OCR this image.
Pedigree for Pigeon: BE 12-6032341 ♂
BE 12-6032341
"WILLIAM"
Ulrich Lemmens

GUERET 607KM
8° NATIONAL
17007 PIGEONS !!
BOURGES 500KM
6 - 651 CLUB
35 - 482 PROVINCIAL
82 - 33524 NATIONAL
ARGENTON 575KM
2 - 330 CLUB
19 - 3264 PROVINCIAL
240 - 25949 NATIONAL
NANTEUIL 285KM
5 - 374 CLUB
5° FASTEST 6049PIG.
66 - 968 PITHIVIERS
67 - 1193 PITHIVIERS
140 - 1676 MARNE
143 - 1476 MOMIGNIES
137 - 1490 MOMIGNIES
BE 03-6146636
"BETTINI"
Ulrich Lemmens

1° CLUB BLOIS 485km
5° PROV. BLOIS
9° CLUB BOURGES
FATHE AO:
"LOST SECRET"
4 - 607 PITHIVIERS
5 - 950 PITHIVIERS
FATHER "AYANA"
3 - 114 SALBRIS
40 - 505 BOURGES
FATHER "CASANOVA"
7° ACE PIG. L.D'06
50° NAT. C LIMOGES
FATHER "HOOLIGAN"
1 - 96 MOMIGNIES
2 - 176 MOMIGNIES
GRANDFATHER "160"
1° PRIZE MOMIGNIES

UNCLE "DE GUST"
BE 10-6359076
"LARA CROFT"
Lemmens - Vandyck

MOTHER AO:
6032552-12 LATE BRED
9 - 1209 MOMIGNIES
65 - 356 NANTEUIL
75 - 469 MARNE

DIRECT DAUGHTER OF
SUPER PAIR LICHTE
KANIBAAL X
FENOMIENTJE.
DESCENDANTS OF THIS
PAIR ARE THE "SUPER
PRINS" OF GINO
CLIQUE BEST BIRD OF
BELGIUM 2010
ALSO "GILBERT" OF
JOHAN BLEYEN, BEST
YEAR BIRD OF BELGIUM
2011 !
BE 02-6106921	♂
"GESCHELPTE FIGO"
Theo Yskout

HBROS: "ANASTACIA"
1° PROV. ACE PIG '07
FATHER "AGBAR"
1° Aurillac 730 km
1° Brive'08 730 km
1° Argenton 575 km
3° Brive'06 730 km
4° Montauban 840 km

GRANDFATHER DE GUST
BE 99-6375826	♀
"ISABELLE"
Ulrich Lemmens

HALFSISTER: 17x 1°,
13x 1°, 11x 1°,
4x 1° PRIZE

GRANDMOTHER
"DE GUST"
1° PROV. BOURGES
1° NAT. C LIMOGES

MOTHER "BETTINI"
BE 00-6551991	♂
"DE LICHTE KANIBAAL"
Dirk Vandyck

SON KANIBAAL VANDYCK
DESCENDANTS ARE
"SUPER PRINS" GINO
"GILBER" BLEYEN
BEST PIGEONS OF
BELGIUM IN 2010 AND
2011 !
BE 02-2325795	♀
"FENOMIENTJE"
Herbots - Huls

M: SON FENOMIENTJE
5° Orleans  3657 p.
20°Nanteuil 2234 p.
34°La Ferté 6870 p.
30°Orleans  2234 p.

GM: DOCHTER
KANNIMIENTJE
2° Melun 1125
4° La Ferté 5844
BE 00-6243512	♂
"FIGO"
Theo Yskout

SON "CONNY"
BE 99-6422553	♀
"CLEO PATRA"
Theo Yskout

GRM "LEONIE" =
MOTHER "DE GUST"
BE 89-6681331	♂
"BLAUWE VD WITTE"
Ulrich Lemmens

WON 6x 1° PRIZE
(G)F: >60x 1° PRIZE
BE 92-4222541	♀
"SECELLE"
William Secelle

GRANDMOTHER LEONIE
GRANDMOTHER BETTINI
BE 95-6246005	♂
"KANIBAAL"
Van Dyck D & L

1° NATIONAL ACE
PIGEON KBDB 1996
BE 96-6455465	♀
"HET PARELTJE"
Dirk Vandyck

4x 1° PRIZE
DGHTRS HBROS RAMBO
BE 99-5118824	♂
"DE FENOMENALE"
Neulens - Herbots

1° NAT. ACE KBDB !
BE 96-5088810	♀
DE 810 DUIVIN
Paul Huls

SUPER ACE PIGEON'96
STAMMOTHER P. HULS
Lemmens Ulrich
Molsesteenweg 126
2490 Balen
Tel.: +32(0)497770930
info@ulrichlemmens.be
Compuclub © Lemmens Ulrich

» Goal:
Copy out each line exactly as written.

» The result:
OCR this image.
Pedigree for Pigeon: BE 12-6032341 ♂
BE 12-6032341
"WILLIAM"
Ulrich Lemmens

GUERET 607KM
8° NATIONAL
17007 PIGEONS !!
BOURGES 500KM
6 - 651 CLUB
35 - 482 PROVINCIAL
82 - 33524 NATIONAL
ARGENTON 575KM
2 - 330 CLUB
19 - 3264 PROVINCIAL
240 - 25949 NATIONAL
NANTEUIL 285KM
5 - 374 CLUB
5° FASTEST 6049PIG.
66 - 968 PITHIVIERS
67 - 1193 PITHIVIERS
140 - 1676 MARNE
143 - 1476 MOMIGNIES
137 - 1490 MOMIGNIES
BE 03-6146636
"BETTINI"
Ulrich Lemmens

1° CLUB BLOIS 485km
5° PROV. BLOIS
9° CLUB BOURGES
FATHE AO:
"LOST SECRET"
4 - 607 PITHIVIERS
5 - 950 PITHIVIERS
FATHER "AYANA"
3 - 114 SALBRIS
40 - 505 BOURGES
FATHER "CASANOVA"
7° ACE PIG. L.D'06
50° NAT. C LIMOGES
FATHER "HOOLIGAN"
1 - 96 MOMIGNIES
2 - 176 MOMIGNIES
GRANDFATHER "160"
1° PRIZE MOMIGNIES

UNCLE "DE GUST"
BE 10-6359076
"LARA CROFT"
Lemmens - Vandyck

MOTHER AO:
6032552-12 LATE BRED
9 - 1209 MOMIGNIES
65 - 356 NANTEUIL
75 - 469 MARNE

DIRECT DAUGHTER OF
SUPER PAIR LICHTE
KANIBAAL X
FENOMIENTJE.
DESCENDANTS OF THIS
PAIR ARE THE "SUPER
PRINS" OF GINO
CLIQUE BEST BIRD OF
BELGIUM 2010
ALSO "GILBERT" OF
JOHAN BLEYEN, BEST
YEAR BIRD OF BELGIUM
2011 !
BE 02-6106921	♂
"GESCHELPTE FIGO"
Theo Yskout

HBROS: "ANASTACIA"
1° PROV. ACE PIG '07
FATHER "AGBAR"
1° Aurillac 730 km
1° Brive'08 730 km
1° Argenton 575 km
3° Brive'06 730 km
4° Montauban 840 km

GRANDFATHER DE GUST
BE 99-6375826	♀
"ISABELLE"
Ulrich Lemmens

HALFSISTER: 17x 1°,
13x 1°, 11x 1°,
4x 1° PRIZE

GRANDMOTHER
"DE GUST"
1° PROV. BOURGES
1° NAT. C LIMOGES

MOTHER "BETTINI"
BE 00-6551991	♂
"DE LICHTE KANIBAAL"
Dirk Vandyck

SON KANIBAAL VANDYCK
DESCENDANTS ARE
"SUPER PRINS" GINO
"GILBER" BLEYEN
BEST PIGEONS OF
BELGIUM IN 2010 AND
2011 !
BE 02-2325795	♀
"FENOMIENTJE"
Herbots - Huls

M: SON FENOMIENTJE
5° Orleans  3657 p.
20°Nanteuil 2234 p.
34°La Ferté 6870 p.
30°Orleans  2234 p.

GM: DOCHTER
KANNIMIENTJE
2° Melun 1125
4° La Ferté 5844
BE 00-6243512	♂
"FIGO"
Theo Yskout

SON "CONNY"
BE 99-6422553	♀
"CLEO PATRA"
Theo Yskout

GRM "LEONIE" =
MOTHER "DE GUST"
BE 89-6681331	♂
"BLAUWE VD WITTE"
Ulrich Lemmens

WON 6x 1° PRIZE
(G)F: >60x 1° PRIZE
BE 92-4222541	♀
"SECELLE"
William Secelle

GRANDMOTHER LEONIE
GRANDMOTHER BETTINI
BE 95-6246005	♂
"KANIBAAL"
Van Dyck D & L

1° NATIONAL ACE
PIGEON KBDB 1996
BE 96-6455465	♀
"HET PARELTJE"
Dirk Vandyck

4x 1° PRIZE
DGHTRS HBROS RAMBO
BE 99-5118824	♂
"DE FENOMENALE"
Neulens - Herbots

1° NAT. ACE KBDB !
BE 96-5088810	♀
DE 810 DUIVIN
Paul Huls

SUPER ACE PIGEON'96
STAMMOTHER P. HULS
Lemmens Ulrich
Molsesteenweg 126
2490 Balen
Tel.: +32(0)497770930
info@ulrichlemmens.be
Compuclub © Lemmens Ulrich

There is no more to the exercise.